╭─ RECORD SET

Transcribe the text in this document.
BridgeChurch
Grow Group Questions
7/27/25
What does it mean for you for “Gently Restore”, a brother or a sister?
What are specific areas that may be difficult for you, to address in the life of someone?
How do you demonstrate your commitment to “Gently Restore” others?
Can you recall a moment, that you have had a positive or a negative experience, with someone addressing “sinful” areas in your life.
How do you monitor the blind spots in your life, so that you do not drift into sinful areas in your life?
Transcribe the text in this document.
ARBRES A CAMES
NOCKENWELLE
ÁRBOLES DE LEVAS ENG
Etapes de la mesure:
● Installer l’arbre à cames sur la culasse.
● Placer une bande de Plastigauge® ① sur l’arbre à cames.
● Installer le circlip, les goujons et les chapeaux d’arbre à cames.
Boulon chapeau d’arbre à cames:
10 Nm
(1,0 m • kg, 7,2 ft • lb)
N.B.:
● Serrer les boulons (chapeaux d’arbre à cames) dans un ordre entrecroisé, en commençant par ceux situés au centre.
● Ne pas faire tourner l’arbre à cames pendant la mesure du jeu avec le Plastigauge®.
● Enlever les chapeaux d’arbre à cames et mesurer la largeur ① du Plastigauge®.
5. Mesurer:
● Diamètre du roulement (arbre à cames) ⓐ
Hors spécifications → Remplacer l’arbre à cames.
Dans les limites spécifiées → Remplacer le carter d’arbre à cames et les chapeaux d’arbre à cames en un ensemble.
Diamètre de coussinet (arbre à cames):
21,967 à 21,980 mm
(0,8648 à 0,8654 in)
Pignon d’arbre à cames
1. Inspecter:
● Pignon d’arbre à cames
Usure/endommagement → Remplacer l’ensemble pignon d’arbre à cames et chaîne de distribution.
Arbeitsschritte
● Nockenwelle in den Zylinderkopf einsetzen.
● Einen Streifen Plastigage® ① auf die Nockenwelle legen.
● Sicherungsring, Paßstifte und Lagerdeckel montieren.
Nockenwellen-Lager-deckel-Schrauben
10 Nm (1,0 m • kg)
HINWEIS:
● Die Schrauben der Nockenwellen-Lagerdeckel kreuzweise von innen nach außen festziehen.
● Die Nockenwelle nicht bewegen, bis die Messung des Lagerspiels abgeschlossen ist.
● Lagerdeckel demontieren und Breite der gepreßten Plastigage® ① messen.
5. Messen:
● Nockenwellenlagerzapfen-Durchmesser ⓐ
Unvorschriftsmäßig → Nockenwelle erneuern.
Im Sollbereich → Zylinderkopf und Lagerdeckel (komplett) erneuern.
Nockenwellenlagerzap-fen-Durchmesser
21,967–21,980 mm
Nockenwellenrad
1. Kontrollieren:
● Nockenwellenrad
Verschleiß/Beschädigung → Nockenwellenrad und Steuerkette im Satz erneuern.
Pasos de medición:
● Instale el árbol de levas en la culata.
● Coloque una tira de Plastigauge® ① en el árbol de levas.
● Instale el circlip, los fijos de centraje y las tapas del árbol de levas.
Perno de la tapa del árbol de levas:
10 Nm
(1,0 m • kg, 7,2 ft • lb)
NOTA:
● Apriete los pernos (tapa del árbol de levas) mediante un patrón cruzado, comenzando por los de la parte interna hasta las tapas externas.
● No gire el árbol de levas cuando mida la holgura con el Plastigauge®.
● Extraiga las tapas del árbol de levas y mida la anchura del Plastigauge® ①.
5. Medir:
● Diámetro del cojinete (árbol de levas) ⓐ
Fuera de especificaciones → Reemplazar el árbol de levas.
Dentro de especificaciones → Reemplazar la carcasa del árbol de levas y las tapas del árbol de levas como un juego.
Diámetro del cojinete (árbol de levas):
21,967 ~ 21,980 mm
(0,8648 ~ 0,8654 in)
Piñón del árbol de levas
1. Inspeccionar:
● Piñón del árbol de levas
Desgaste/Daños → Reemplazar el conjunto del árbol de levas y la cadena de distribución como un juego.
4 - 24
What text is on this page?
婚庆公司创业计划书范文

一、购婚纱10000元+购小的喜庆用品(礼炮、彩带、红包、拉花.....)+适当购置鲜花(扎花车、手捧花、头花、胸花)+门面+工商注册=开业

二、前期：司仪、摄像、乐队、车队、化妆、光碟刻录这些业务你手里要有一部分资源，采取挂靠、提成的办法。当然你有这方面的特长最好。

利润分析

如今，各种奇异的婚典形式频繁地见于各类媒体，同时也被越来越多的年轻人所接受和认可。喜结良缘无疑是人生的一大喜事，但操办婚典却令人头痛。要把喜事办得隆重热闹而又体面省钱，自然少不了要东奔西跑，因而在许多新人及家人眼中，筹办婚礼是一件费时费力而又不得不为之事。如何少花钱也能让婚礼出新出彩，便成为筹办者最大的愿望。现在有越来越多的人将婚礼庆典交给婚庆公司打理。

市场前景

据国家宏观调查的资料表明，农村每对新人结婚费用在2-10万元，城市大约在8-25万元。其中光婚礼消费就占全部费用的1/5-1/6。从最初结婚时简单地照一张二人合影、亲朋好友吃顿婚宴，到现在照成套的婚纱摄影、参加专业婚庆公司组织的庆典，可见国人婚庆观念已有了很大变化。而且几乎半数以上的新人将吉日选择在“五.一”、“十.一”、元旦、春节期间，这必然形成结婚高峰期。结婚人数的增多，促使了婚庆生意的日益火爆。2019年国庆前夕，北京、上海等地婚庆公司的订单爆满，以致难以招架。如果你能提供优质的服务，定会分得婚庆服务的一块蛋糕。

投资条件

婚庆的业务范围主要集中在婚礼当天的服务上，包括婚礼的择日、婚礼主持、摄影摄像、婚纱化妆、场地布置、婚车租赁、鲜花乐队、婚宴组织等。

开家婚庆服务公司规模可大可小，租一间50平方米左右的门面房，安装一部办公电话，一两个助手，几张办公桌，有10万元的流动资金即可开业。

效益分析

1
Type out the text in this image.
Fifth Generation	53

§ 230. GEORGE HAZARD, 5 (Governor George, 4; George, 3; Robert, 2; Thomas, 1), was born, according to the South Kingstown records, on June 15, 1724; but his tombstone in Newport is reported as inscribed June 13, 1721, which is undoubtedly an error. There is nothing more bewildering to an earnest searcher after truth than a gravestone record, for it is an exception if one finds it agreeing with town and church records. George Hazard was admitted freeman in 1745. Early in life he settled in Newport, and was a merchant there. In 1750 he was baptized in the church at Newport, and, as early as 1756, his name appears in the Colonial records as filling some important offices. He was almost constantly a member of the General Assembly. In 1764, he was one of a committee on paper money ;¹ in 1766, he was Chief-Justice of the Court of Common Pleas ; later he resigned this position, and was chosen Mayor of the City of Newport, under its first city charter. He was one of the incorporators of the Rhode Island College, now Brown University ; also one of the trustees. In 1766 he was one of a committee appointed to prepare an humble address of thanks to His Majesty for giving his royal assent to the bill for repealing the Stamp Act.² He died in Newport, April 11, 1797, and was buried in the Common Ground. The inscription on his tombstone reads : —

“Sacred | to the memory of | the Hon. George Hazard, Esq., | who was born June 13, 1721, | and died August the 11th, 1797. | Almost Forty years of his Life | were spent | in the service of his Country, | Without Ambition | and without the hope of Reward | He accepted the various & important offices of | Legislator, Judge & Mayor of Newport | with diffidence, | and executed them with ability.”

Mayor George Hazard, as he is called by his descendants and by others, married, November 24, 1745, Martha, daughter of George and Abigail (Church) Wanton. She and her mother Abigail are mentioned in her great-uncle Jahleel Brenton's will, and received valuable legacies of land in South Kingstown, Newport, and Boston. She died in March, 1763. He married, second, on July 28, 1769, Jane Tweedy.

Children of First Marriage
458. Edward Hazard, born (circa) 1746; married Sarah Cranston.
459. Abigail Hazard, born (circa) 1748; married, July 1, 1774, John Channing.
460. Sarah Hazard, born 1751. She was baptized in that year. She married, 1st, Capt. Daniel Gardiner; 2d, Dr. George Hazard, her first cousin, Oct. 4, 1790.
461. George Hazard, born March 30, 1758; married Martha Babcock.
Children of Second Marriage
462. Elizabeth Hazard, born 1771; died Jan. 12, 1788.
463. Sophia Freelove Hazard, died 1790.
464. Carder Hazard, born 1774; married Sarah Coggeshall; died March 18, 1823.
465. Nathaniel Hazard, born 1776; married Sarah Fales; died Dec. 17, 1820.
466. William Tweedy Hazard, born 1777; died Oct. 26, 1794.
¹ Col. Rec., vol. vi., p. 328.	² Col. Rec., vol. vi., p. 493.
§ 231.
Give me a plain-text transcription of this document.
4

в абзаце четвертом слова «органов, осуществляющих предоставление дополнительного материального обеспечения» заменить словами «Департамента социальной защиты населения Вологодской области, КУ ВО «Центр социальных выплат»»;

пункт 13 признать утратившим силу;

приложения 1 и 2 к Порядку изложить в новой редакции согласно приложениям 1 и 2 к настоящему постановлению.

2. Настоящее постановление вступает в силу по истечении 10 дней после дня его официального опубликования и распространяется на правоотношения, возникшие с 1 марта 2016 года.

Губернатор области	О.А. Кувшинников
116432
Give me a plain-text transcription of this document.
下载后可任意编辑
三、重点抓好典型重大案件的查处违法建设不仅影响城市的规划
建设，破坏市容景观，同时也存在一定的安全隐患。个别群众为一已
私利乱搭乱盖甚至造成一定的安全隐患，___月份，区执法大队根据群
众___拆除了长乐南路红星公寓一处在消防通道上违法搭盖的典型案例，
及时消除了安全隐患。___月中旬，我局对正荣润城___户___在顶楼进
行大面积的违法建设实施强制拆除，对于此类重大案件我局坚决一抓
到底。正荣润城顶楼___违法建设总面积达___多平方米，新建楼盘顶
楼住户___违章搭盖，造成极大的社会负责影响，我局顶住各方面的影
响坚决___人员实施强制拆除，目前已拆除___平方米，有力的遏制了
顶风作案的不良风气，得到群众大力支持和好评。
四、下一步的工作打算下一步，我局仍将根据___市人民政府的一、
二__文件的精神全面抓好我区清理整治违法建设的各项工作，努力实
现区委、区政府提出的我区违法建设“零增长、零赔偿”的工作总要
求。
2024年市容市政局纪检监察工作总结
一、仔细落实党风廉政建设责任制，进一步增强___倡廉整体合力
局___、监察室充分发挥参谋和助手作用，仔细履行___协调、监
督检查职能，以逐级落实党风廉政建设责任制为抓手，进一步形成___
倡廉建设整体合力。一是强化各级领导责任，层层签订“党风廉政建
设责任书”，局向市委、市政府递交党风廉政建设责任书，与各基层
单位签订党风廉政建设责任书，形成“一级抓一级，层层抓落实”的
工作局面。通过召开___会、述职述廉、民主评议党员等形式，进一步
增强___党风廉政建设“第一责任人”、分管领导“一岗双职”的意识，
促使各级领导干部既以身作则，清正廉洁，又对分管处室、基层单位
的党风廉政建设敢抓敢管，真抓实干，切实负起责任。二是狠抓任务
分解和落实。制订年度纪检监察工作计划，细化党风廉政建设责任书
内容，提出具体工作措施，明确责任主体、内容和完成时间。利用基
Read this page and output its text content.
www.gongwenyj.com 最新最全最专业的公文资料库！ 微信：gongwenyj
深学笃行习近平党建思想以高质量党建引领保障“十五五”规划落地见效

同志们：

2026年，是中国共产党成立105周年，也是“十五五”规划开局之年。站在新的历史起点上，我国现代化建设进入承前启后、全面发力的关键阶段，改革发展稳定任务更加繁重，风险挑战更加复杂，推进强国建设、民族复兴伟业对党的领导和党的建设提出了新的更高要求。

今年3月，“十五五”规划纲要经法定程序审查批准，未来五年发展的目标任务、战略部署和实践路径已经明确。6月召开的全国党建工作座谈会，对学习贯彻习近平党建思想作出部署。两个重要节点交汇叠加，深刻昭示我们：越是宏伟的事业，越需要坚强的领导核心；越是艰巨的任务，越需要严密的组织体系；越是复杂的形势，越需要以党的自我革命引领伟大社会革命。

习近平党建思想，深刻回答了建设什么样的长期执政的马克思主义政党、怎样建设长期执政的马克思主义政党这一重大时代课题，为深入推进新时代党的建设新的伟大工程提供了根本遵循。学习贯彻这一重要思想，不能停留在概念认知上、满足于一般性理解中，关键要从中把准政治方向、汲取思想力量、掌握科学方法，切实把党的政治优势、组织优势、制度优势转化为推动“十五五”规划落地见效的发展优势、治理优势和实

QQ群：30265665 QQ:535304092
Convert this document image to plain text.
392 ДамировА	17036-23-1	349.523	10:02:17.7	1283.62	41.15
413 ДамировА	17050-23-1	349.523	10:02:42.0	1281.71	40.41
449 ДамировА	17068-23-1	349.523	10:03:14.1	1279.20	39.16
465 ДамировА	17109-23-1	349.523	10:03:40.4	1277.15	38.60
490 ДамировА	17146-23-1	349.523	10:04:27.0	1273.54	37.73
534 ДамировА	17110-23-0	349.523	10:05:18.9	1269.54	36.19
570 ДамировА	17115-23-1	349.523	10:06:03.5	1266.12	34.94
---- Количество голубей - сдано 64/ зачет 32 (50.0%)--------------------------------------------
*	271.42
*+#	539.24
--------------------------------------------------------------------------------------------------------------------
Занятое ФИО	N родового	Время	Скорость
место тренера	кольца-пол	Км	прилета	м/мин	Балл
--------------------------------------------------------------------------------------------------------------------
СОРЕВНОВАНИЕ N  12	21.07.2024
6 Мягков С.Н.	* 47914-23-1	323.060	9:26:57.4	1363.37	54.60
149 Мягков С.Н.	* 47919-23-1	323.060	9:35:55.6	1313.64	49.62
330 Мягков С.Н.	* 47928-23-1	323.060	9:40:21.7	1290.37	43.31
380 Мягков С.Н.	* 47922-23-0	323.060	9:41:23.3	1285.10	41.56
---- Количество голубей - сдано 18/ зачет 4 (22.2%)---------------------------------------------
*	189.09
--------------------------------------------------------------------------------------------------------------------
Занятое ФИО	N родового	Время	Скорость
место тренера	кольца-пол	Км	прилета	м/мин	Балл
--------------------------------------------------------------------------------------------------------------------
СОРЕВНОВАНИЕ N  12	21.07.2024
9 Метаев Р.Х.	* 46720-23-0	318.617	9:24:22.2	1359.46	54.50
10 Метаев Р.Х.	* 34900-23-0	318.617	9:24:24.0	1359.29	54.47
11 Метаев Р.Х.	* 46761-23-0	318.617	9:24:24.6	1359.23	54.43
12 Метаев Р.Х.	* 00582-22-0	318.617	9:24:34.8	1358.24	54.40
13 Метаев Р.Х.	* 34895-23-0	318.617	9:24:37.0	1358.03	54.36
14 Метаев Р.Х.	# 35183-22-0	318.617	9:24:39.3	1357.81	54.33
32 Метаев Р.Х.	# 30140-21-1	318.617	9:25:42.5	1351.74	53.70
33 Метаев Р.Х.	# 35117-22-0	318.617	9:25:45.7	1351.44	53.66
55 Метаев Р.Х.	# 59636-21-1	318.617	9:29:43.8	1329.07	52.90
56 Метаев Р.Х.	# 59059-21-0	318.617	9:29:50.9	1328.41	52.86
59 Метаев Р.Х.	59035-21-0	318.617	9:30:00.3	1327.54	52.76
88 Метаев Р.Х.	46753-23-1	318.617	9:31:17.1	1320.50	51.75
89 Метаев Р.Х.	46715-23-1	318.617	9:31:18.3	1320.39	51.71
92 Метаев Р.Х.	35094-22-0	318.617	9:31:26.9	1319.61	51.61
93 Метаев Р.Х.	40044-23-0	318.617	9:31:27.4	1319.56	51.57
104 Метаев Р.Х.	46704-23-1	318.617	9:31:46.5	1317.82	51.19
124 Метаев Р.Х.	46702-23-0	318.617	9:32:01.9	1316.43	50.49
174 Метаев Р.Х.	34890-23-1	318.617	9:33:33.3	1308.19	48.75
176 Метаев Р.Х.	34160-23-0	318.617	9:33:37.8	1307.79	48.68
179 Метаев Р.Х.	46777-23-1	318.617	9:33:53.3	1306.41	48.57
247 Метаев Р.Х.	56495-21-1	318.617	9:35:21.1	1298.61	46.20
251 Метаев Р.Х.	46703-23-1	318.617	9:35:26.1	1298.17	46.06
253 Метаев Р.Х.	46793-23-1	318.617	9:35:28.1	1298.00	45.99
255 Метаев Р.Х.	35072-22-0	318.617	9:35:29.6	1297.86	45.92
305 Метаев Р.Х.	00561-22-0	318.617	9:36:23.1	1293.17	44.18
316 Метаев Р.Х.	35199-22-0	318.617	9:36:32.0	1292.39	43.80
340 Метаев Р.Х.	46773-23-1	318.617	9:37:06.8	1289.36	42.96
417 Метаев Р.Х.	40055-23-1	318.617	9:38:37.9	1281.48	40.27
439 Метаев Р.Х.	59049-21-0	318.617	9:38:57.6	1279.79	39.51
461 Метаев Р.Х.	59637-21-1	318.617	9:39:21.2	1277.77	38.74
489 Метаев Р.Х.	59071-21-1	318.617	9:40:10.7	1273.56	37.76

╰─

» **WRITTEN INSTRUCTION**:
Read through the entries and copy each line in which "others" appears.

» **FULL OUTPUT**:
How do you demonstrate your commitment to “Gently Restore” others?
Mayor George Hazard, as he is called by his descendants and by others, married, November 24, 1745, Martha, daughter of George and Abigail (Church) Wanton. She and her mother Abigail are mentioned in her great-uncle Jahleel Brenton's will, and received valuable legacies of land in South Kingstown, Newport, and Boston. She died in March, 1763. He married, second, on July 28, 1769, Jane Tweedy.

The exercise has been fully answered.